Every line that contains the word "Robert" should be copied out.

########################################

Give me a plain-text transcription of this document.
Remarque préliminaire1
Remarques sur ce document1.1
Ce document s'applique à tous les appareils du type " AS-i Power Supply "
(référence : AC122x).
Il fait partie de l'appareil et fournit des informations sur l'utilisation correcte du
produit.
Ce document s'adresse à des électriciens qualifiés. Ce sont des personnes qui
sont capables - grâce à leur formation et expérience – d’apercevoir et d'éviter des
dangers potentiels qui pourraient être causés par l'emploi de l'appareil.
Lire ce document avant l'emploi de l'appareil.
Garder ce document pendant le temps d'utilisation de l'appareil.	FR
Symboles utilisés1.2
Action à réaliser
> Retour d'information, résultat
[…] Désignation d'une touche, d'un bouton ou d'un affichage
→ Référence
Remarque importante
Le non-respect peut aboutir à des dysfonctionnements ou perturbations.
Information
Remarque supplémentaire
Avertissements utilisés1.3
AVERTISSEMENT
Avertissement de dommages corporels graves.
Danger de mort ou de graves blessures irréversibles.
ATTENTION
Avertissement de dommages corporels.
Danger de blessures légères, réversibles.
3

########################################

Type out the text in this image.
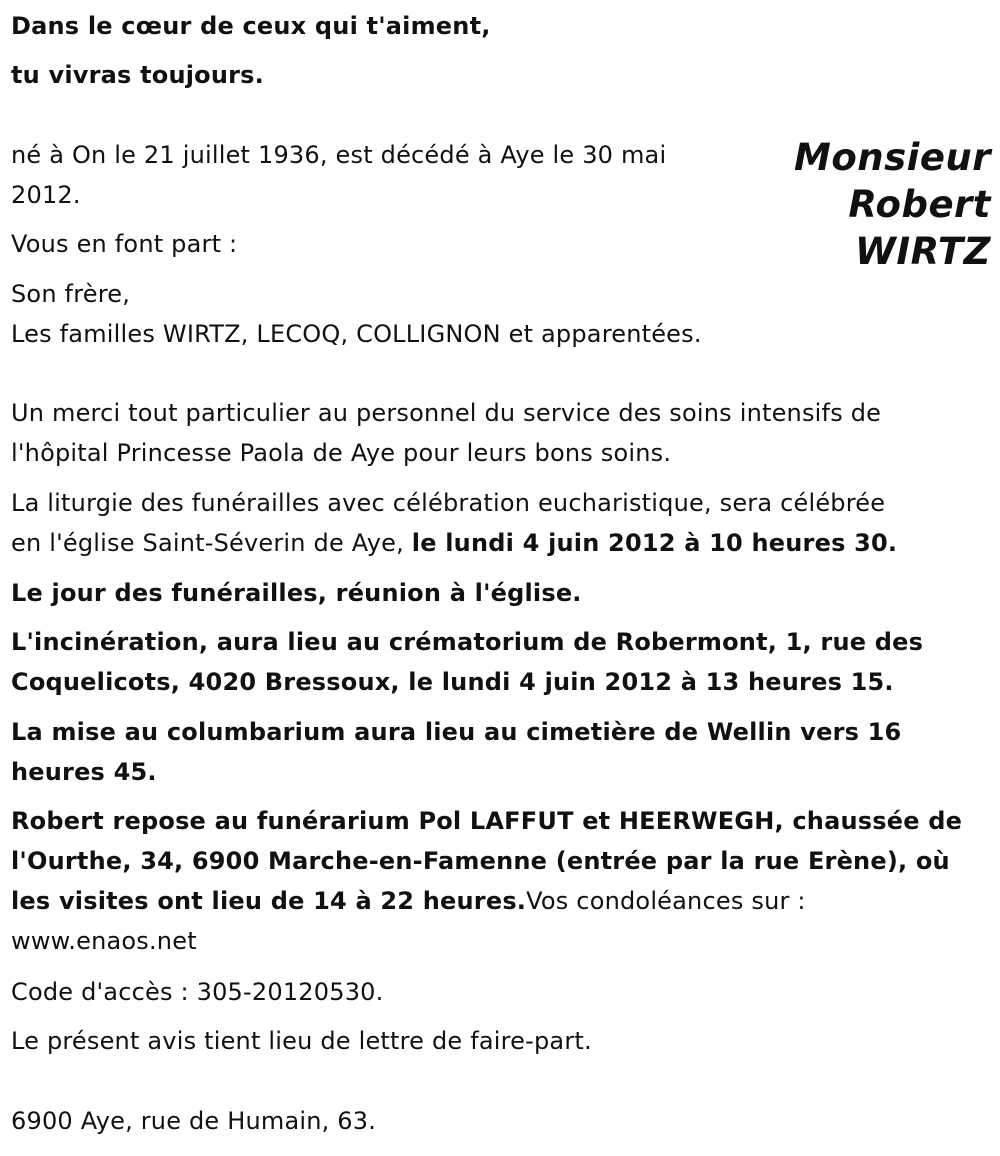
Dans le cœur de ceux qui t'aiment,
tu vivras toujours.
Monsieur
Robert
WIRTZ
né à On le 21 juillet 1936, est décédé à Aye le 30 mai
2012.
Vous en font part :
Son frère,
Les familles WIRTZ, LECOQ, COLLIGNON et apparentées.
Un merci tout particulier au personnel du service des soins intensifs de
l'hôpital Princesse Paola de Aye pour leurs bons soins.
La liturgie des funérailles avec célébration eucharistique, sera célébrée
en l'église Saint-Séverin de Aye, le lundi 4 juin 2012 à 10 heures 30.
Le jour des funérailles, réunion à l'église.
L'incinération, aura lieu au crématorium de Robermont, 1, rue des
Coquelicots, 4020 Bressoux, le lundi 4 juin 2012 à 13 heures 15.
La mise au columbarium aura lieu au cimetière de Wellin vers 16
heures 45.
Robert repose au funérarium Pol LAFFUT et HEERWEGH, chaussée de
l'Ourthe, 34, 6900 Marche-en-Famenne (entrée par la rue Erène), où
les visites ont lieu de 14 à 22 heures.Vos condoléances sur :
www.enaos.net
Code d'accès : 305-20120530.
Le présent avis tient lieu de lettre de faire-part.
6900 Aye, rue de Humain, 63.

########################################

Problem solution -
Robert
Robert repose au funérarium Pol LAFFUT et HEERWEGH, chaussée de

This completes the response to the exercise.